**** DATA ENTRIES ****

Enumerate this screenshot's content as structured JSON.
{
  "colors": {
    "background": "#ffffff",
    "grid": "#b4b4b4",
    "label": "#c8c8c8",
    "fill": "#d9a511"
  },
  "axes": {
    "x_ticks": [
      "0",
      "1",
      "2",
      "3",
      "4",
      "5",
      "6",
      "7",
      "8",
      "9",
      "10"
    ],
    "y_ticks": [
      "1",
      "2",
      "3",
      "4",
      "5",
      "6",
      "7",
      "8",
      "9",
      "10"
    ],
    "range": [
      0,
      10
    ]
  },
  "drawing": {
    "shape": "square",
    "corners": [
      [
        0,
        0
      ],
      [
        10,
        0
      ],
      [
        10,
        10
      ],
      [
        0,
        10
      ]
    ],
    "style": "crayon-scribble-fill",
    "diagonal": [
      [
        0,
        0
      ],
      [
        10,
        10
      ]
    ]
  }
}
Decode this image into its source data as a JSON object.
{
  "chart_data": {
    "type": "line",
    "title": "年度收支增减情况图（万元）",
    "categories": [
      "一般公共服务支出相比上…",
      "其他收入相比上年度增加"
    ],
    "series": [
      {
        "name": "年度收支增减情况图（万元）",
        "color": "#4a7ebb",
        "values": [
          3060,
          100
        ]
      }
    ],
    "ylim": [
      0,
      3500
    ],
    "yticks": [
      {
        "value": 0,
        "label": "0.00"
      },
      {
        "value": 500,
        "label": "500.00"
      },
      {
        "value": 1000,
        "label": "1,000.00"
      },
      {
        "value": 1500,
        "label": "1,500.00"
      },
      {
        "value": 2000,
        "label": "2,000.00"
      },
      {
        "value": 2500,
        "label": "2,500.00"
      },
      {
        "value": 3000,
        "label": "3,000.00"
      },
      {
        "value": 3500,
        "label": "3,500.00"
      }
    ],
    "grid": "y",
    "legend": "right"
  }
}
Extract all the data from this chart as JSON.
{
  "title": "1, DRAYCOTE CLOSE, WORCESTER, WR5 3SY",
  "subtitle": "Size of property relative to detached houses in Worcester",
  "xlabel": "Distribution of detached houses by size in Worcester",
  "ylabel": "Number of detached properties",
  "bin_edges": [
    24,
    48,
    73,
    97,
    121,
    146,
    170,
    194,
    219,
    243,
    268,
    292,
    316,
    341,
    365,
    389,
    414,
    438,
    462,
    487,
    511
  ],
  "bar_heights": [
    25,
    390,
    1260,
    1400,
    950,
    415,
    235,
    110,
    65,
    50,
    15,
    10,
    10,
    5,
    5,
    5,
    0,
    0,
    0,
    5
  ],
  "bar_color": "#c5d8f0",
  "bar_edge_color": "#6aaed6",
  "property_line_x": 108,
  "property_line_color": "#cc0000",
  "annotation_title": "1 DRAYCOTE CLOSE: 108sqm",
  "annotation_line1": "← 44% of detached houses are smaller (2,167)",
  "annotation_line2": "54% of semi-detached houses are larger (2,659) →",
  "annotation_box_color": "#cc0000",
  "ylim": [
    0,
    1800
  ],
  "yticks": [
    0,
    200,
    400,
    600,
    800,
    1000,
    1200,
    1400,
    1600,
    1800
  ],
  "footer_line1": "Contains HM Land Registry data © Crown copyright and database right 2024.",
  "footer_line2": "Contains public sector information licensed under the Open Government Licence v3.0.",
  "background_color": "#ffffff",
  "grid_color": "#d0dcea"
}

****

TASK TO COMPLETE — Filter the listing for the word "JSON" and copy every line that holds it.

SOLUTION BELOW —
Enumerate this screenshot's content as structured JSON.
Decode this image into its source data as a JSON object.
Extract all the data from this chart as JSON.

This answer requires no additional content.